- _Listed records_
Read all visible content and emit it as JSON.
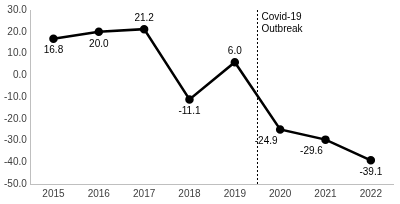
{
  "chart_data": {
    "type": "line",
    "categories": [
      "2015",
      "2016",
      "2017",
      "2018",
      "2019",
      "2020",
      "2021",
      "2022"
    ],
    "values": [
      16.8,
      20.0,
      21.2,
      -11.1,
      6.0,
      -24.9,
      -29.6,
      -39.1
    ],
    "value_labels": [
      "16.8",
      "20.0",
      "21.2",
      "-11.1",
      "6.0",
      "-24.9",
      "-29.6",
      "-39.1"
    ],
    "color": "#000000",
    "marker": "circle",
    "line_style": "solid",
    "ylim": [
      -50,
      30
    ],
    "yticks": [
      {
        "value": -50,
        "label": "-50.0"
      },
      {
        "value": -40,
        "label": "-40.0"
      },
      {
        "value": -30,
        "label": "-30.0"
      },
      {
        "value": -20,
        "label": "-20.0"
      },
      {
        "value": -10,
        "label": "-10.0"
      },
      {
        "value": 0,
        "label": "0.0"
      },
      {
        "value": 10,
        "label": "10.0"
      },
      {
        "value": 20,
        "label": "20.0"
      },
      {
        "value": 30,
        "label": "30.0"
      }
    ],
    "grid": false,
    "data_labels": true,
    "annotations": [
      {
        "text": "Covid-19 Outbreak",
        "between": [
          "2019",
          "2020"
        ]
      }
    ]
  }
}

- _Problem requirements_
Quote every record above exactly, leaving out any pictures.

- _Correct output_
Read all visible content and emit it as JSON.
{
  "chart_data": {
    "type": "line",
    "categories": [
      "2015",
      "2016",
      "2017",
      "2018",
      "2019",
      "2020",
      "2021",
      "2022"
    ],
    "values": [
      16.8,
      20.0,
      21.2,
      -11.1,
      6.0,
      -24.9,
      -29.6,
      -39.1
    ],
    "value_labels": [
      "16.8",
      "20.0",
      "21.2",
      "-11.1",
      "6.0",
      "-24.9",
      "-29.6",
      "-39.1"
    ],
    "color": "#000000",
    "marker": "circle",
    "line_style": "solid",
    "ylim": [
      -50,
      30
    ],
    "yticks": [
      {
        "value": -50,
        "label": "-50.0"
      },
      {
        "value": -40,
        "label": "-40.0"
      },
      {
        "value": -30,
        "label": "-30.0"
      },
      {
        "value": -20,
        "label": "-20.0"
      },
      {
        "value": -10,
        "label": "-10.0"
      },
      {
        "value": 0,
        "label": "0.0"
      },
      {
        "value": 10,
        "label": "10.0"
      },
      {
        "value": 20,
        "label": "20.0"
      },
      {
        "value": 30,
        "label": "30.0"
      }
    ],
    "grid": false,
    "data_labels": true,
    "annotations": [
      {
        "text": "Covid-19 Outbreak",
        "between": [
          "2019",
          "2020"
        ]
      }
    ]
  }
}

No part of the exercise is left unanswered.